:: Entries taken from a collection ::
--- begin ---
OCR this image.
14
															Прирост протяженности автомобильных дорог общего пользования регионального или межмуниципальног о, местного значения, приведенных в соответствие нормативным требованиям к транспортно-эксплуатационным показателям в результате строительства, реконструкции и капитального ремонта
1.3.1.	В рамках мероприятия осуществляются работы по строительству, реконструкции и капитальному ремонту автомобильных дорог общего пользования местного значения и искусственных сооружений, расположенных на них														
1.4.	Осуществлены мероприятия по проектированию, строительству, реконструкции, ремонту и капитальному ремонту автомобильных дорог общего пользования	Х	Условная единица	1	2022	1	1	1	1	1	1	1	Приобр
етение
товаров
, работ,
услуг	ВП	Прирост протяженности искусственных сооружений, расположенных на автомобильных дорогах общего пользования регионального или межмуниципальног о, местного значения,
--- end ---
:: WORK TO COMPLETE ::
From the entries above, list each line with "местного" in it.

:: RESPONSE BELOW ::
															Прирост протяженности автомобильных дорог общего пользования регионального или межмуниципальног о, местного значения, приведенных в соответствие нормативным требованиям к транспортно-эксплуатационным показателям в результате строительства, реконструкции и капитального ремонта
1.3.1.	В рамках мероприятия осуществляются работы по строительству, реконструкции и капитальному ремонту автомобильных дорог общего пользования местного значения и искусственных сооружений, расположенных на них														
услуг	ВП	Прирост протяженности искусственных сооружений, расположенных на автомобильных дорогах общего пользования регионального или межмуниципальног о, местного значения,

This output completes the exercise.